── Material for this exercise ──

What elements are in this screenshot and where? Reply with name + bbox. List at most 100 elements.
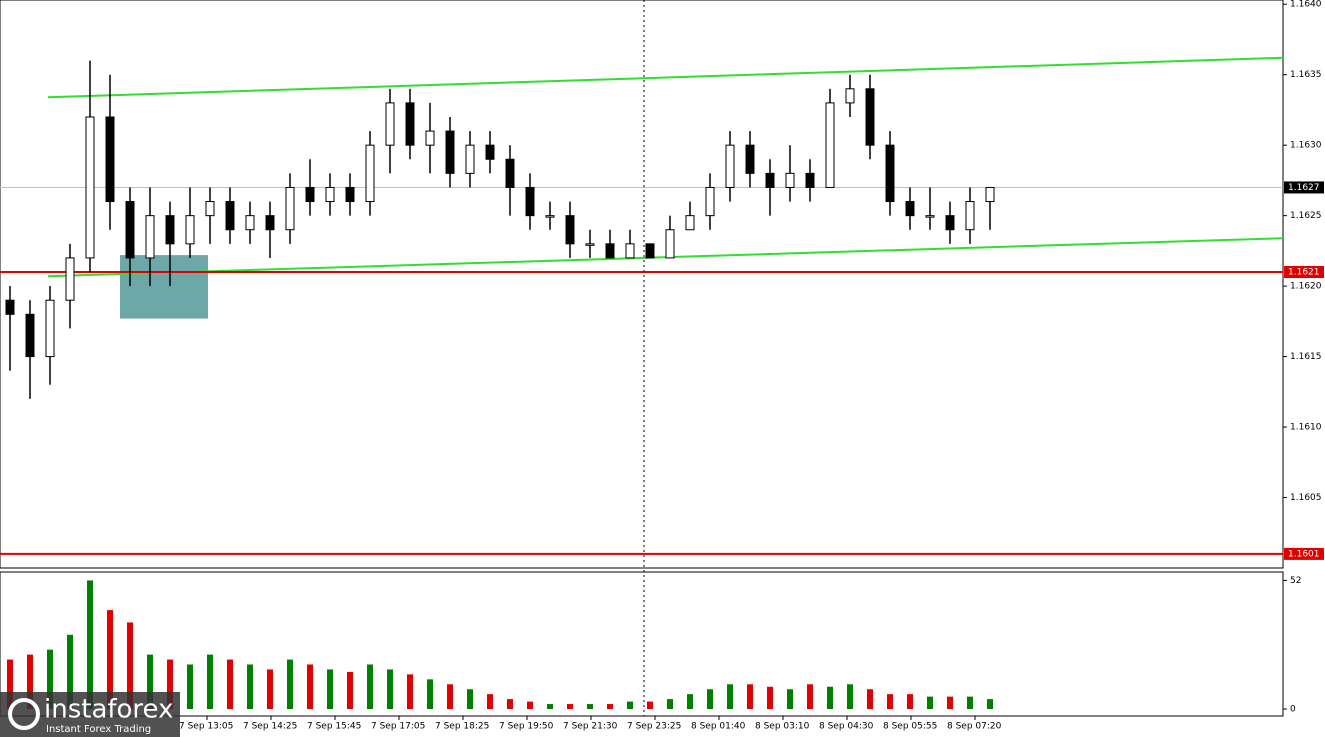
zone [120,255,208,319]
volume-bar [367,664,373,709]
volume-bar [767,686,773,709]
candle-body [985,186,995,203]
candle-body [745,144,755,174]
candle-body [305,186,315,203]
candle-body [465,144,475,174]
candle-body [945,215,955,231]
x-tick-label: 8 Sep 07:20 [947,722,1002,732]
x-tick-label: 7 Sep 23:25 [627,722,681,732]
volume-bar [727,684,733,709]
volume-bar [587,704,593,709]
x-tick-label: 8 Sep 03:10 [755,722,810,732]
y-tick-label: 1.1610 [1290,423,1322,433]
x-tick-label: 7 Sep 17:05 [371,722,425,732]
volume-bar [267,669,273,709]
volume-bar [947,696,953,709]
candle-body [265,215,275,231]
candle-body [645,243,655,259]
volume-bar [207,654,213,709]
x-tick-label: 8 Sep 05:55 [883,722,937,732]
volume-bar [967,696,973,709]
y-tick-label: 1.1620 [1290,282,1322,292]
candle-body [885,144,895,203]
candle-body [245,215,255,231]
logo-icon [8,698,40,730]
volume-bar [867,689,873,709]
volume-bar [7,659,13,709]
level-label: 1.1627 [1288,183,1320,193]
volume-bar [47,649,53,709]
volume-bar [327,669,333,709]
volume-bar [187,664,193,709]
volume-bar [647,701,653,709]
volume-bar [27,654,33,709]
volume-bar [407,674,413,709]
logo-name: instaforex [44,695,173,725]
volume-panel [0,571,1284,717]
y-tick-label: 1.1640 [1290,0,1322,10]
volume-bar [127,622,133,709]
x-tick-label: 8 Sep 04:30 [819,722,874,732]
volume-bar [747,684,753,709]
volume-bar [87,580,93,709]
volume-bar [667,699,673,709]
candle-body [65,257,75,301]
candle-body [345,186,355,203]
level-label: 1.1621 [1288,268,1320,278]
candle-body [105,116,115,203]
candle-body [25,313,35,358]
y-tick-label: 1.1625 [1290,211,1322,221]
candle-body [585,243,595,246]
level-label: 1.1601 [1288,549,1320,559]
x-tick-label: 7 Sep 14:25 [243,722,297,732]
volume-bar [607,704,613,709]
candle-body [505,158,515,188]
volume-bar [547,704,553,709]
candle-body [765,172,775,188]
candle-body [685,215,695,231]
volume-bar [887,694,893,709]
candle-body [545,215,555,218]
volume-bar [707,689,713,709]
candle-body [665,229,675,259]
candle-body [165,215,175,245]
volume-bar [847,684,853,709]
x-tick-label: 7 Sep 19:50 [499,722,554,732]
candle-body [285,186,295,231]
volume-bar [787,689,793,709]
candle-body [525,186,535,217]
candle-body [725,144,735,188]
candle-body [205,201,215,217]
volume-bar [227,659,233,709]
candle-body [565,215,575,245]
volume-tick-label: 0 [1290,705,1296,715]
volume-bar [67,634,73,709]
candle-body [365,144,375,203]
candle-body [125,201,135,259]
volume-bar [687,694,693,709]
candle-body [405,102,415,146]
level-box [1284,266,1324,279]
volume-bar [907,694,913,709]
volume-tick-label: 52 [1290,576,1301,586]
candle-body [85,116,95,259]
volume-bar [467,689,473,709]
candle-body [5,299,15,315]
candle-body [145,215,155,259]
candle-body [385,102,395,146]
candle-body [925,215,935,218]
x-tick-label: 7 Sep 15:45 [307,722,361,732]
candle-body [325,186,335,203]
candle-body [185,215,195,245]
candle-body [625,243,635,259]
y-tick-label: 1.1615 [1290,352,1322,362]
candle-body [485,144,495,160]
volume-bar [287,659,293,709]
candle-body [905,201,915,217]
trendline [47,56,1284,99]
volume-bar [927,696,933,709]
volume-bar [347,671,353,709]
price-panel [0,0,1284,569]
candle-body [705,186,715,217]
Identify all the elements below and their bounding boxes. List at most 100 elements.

───
── Material for this exercise ──

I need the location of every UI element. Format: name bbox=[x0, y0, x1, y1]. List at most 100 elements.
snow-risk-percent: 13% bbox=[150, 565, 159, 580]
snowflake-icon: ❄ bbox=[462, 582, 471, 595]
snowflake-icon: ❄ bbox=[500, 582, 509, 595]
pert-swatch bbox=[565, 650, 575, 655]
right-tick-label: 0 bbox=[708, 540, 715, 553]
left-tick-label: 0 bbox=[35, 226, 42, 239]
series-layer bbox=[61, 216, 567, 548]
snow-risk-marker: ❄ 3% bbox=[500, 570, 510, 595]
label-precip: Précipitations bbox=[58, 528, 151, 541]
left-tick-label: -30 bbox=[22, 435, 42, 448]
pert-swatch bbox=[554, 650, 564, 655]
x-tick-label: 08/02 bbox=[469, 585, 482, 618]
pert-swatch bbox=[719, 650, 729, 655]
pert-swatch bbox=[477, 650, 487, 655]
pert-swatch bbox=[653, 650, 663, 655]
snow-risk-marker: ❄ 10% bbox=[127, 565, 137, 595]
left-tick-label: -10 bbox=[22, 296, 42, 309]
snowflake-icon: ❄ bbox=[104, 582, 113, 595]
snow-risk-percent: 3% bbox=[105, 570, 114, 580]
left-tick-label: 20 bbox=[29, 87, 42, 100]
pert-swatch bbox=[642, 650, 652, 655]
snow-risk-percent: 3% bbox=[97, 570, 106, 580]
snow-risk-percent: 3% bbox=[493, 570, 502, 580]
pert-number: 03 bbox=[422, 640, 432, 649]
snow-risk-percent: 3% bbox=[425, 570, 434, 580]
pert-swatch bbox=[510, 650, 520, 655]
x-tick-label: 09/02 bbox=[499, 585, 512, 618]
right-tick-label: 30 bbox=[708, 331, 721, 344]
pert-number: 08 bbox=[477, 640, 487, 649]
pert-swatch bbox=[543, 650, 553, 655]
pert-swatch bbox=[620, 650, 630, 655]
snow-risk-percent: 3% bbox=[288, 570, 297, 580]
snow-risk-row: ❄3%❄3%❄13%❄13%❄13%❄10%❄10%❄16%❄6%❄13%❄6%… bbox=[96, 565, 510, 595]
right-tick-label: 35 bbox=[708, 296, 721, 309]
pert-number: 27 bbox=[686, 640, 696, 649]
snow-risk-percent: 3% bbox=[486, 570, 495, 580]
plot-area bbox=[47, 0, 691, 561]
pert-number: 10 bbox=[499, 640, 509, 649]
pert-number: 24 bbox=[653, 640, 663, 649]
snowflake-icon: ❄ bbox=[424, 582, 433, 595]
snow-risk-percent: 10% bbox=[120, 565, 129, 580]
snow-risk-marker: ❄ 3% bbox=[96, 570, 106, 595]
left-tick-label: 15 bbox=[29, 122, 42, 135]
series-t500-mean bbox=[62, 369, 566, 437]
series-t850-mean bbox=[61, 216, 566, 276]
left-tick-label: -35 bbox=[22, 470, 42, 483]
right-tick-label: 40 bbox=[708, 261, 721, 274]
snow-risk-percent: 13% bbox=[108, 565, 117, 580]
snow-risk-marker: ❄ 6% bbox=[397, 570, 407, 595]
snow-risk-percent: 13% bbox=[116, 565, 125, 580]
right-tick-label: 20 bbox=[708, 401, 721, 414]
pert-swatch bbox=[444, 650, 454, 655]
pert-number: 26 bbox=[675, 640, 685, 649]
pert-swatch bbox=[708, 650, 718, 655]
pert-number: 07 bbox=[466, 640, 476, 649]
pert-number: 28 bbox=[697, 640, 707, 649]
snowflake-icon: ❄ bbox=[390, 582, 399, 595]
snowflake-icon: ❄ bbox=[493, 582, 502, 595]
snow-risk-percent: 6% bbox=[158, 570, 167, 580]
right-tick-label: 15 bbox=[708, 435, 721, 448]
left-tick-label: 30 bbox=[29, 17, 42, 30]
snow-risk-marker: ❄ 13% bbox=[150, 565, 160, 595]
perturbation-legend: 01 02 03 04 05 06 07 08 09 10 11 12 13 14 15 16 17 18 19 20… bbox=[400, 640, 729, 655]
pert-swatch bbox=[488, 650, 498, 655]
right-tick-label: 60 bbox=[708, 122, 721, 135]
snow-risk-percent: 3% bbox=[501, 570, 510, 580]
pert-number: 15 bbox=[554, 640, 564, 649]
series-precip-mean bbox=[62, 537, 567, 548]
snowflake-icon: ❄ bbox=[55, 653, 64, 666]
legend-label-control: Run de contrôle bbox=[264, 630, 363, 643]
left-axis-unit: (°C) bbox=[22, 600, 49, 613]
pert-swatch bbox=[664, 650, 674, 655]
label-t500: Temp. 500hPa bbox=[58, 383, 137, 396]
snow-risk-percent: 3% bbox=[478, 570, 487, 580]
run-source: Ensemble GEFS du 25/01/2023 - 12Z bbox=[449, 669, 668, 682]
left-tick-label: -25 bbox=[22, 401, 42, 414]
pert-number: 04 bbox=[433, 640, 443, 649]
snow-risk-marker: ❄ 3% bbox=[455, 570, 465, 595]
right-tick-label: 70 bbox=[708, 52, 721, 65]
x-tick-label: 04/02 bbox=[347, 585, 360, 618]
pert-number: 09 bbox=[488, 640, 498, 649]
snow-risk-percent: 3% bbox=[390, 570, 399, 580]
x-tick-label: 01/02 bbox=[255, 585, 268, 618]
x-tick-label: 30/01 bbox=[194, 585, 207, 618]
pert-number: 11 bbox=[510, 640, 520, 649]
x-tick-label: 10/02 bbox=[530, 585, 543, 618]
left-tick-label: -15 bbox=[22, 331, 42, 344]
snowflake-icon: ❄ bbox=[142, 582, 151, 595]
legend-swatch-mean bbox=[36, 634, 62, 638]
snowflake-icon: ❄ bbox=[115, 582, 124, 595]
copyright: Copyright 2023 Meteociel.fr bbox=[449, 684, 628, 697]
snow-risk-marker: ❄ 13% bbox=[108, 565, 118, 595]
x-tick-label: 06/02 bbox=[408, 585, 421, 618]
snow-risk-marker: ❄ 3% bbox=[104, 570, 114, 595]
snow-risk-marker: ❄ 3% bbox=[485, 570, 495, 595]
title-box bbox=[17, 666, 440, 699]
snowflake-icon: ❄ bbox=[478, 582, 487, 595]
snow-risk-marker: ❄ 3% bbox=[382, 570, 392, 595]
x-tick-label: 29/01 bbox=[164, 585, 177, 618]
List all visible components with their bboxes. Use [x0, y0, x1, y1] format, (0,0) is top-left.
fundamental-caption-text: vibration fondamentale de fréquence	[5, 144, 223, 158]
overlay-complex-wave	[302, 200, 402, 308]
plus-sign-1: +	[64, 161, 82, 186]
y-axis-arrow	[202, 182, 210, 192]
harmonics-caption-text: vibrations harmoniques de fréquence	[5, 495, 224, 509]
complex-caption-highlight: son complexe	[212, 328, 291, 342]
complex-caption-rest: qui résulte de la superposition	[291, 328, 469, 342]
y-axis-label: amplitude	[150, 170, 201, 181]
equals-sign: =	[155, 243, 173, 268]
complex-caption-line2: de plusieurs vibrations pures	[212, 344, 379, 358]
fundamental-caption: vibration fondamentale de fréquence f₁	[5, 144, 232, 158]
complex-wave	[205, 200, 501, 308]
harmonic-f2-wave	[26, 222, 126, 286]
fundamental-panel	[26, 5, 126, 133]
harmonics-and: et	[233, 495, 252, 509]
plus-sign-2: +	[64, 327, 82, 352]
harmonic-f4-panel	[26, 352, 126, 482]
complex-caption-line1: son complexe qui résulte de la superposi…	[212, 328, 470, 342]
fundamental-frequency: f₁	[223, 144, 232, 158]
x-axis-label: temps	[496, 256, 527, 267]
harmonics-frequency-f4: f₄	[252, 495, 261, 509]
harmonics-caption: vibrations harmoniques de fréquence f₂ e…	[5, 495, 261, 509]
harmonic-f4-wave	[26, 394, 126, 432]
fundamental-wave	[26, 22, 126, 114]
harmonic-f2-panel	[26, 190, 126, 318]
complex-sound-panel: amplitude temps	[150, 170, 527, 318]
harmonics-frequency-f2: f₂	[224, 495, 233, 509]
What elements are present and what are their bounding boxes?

───

**Instructions for the task**
Reproduce the data from the line containing "zone [120,255,208,319]" up to and including the line containing "candle-body [565,215,575,245]", preserving each line verbatim.

**Response to this task**
zone [120,255,208,319]
volume-bar [367,664,373,709]
volume-bar [767,686,773,709]
candle-body [985,186,995,203]
candle-body [745,144,755,174]
candle-body [305,186,315,203]
candle-body [465,144,475,174]
candle-body [945,215,955,231]
x-tick-label: 8 Sep 07:20 [947,722,1002,732]
x-tick-label: 7 Sep 23:25 [627,722,681,732]
volume-bar [727,684,733,709]
volume-bar [587,704,593,709]
x-tick-label: 8 Sep 03:10 [755,722,810,732]
y-tick-label: 1.1610 [1290,423,1322,433]
x-tick-label: 7 Sep 17:05 [371,722,425,732]
volume-bar [267,669,273,709]
volume-bar [947,696,953,709]
candle-body [265,215,275,231]
candle-body [645,243,655,259]
volume-bar [207,654,213,709]
x-tick-label: 8 Sep 05:55 [883,722,937,732]
volume-bar [967,696,973,709]
y-tick-label: 1.1620 [1290,282,1322,292]
candle-body [885,144,895,203]
candle-body [245,215,255,231]
logo-icon [8,698,40,730]
volume-bar [867,689,873,709]
volume-bar [7,659,13,709]
level-label: 1.1627 [1288,183,1320,193]
volume-bar [47,649,53,709]
volume-bar [327,669,333,709]
volume-bar [187,664,193,709]
volume-bar [647,701,653,709]
volume-bar [27,654,33,709]
volume-bar [407,674,413,709]
logo-name: instaforex [44,695,173,725]
volume-panel [0,571,1284,717]
y-tick-label: 1.1640 [1290,0,1322,10]
volume-bar [127,622,133,709]
x-tick-label: 8 Sep 04:30 [819,722,874,732]
volume-bar [747,684,753,709]
volume-bar [87,580,93,709]
volume-bar [667,699,673,709]
candle-body [65,257,75,301]
candle-body [345,186,355,203]
level-label: 1.1621 [1288,268,1320,278]
candle-body [105,116,115,203]
candle-body [25,313,35,358]
y-tick-label: 1.1625 [1290,211,1322,221]
candle-body [585,243,595,246]
level-label: 1.1601 [1288,549,1320,559]
x-tick-label: 7 Sep 14:25 [243,722,297,732]
volume-bar [607,704,613,709]
candle-body [505,158,515,188]
volume-bar [547,704,553,709]
candle-body [765,172,775,188]
candle-body [685,215,695,231]
volume-bar [887,694,893,709]
candle-body [545,215,555,218]
volume-bar [707,689,713,709]
candle-body [665,229,675,259]
candle-body [165,215,175,245]
volume-bar [847,684,853,709]
x-tick-label: 7 Sep 19:50 [499,722,554,732]
candle-body [285,186,295,231]
volume-bar [787,689,793,709]
candle-body [525,186,535,217]
candle-body [725,144,735,188]
candle-body [205,201,215,217]
volume-bar [227,659,233,709]
candle-body [565,215,575,245]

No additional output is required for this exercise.